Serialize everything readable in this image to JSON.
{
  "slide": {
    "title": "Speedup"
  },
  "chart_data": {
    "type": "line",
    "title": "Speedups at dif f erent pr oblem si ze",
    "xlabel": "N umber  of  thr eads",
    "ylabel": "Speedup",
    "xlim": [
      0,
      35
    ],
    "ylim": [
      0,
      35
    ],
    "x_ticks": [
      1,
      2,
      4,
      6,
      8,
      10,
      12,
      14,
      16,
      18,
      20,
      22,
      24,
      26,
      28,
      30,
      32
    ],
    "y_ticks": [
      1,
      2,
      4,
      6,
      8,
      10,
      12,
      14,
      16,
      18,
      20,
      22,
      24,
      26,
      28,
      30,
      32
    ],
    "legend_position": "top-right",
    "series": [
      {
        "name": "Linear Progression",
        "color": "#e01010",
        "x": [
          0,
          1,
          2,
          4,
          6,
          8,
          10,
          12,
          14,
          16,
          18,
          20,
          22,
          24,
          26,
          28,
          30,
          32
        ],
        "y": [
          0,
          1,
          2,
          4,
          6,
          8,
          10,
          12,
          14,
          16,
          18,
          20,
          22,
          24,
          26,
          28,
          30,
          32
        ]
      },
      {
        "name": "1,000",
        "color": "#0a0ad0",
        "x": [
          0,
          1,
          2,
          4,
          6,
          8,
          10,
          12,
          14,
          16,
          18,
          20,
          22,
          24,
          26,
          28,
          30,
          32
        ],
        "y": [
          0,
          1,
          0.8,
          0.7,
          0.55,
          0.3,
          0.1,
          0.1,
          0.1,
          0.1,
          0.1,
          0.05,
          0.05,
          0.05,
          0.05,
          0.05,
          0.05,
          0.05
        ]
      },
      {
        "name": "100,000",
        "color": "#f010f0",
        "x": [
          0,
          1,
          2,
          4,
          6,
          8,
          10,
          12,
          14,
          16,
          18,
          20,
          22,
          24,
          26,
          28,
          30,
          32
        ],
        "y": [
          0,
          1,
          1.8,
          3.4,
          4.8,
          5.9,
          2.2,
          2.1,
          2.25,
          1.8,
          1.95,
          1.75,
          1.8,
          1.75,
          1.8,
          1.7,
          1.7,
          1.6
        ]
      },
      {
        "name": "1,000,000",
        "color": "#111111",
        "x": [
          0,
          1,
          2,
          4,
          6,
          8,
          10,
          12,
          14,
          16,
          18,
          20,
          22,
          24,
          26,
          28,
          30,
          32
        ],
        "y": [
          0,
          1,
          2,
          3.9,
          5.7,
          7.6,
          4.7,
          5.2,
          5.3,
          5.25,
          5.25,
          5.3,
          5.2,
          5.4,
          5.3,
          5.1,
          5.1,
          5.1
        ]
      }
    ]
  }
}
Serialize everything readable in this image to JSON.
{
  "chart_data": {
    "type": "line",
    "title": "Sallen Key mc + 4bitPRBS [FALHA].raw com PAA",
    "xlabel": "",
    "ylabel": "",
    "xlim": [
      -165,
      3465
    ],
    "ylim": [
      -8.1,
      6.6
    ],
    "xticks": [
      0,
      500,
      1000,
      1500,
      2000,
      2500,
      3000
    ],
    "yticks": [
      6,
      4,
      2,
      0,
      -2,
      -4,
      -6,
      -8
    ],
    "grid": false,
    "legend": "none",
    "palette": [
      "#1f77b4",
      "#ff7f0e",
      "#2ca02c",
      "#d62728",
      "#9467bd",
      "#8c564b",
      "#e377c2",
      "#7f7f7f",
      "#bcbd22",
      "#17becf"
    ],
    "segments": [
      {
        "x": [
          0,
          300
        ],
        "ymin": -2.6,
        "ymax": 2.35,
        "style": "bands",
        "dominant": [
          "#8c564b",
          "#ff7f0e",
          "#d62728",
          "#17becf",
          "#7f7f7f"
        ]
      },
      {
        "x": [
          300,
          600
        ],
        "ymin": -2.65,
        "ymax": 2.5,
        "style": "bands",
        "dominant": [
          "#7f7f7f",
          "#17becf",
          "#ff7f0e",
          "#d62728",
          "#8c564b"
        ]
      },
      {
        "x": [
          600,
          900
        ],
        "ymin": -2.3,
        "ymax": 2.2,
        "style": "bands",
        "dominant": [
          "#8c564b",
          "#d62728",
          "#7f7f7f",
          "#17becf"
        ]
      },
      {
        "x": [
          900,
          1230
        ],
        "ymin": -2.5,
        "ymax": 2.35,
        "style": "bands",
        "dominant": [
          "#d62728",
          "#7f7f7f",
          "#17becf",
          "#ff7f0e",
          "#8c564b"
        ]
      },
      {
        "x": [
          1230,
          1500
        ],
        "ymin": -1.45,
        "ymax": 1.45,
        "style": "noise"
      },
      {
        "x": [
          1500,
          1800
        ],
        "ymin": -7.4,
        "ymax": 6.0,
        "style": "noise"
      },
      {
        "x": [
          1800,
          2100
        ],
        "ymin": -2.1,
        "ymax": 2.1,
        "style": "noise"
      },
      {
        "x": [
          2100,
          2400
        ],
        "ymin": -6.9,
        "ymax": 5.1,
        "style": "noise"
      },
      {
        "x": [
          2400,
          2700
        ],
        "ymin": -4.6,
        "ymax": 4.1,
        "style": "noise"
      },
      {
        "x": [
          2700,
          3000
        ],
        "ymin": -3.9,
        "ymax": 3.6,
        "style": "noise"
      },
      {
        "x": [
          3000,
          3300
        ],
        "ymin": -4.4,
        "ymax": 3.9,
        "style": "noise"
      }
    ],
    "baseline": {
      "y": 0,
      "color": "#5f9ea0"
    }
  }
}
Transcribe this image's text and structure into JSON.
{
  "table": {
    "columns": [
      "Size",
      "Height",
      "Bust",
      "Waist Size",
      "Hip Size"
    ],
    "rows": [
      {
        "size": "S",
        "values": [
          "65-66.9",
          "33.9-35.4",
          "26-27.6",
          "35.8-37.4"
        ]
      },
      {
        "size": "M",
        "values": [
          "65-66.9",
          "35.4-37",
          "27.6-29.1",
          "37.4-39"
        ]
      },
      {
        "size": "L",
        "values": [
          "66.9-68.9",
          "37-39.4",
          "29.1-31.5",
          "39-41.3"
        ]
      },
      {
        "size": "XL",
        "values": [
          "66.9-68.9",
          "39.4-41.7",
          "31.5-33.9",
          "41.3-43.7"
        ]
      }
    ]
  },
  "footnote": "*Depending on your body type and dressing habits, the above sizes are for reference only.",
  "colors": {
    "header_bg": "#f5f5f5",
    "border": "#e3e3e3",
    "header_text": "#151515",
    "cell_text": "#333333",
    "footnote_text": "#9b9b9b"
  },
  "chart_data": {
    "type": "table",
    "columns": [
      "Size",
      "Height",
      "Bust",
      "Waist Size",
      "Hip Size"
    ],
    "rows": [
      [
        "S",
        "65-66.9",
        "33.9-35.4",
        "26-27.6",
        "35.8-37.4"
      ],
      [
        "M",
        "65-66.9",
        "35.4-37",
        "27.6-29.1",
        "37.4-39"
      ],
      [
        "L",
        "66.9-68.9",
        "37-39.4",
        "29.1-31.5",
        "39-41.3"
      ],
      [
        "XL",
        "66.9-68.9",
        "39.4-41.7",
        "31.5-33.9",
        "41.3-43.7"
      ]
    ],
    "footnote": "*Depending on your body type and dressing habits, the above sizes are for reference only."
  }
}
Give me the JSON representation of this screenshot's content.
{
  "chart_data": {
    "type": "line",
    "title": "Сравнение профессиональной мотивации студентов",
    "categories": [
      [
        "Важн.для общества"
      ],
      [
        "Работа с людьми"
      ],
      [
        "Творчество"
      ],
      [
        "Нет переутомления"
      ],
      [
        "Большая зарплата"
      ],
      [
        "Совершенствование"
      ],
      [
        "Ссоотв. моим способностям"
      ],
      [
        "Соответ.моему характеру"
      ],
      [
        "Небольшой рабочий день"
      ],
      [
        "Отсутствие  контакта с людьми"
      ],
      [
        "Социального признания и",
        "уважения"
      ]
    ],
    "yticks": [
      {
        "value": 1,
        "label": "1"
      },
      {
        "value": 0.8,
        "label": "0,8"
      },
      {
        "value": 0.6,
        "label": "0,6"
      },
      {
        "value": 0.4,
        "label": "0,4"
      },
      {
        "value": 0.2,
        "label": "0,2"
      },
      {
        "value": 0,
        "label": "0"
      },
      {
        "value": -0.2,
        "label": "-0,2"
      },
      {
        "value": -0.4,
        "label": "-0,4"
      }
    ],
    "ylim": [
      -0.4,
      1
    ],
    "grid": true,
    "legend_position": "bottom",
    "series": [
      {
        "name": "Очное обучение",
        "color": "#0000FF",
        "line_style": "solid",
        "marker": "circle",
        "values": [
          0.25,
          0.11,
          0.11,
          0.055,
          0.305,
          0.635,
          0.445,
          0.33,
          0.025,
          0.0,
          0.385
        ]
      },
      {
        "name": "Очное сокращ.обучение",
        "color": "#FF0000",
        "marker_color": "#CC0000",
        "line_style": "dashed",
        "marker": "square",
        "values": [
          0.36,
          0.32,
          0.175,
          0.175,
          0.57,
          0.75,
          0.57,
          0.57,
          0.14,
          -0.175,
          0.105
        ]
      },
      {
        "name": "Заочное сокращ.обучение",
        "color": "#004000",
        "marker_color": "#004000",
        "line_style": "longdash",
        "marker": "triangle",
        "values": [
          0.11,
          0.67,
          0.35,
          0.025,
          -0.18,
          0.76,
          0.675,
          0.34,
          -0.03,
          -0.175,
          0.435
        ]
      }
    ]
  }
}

* * * *

What you have to do: Extract every line containing the string "reference" from the data above.

Finished task:
  "footnote": "*Depending on your body type and dressing habits, the above sizes are for reference only.",
    "footnote": "*Depending on your body type and dressing habits, the above sizes are for reference only."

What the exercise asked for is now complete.